> _TASK DESCRIPTION_:
Report every line in the listing below where the string "site" shows up.

> _DATA SECTION_:
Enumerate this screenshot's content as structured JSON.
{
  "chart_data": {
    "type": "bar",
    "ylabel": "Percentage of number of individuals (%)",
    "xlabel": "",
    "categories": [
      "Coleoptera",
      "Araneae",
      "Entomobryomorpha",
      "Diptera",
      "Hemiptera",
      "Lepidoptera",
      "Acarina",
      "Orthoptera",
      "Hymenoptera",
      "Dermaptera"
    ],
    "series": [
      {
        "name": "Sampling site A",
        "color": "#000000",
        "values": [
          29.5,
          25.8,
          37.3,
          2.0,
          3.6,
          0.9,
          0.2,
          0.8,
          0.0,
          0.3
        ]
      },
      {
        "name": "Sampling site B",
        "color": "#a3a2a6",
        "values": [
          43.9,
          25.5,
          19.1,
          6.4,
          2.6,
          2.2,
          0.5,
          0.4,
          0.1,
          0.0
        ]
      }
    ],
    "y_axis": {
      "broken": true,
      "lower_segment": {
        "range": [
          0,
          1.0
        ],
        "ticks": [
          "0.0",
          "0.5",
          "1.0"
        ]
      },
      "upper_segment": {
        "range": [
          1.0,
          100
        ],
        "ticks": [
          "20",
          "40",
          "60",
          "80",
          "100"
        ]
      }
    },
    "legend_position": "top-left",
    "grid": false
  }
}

> _TASK RESULT_:
        "name": "Sampling site A",
        "name": "Sampling site B",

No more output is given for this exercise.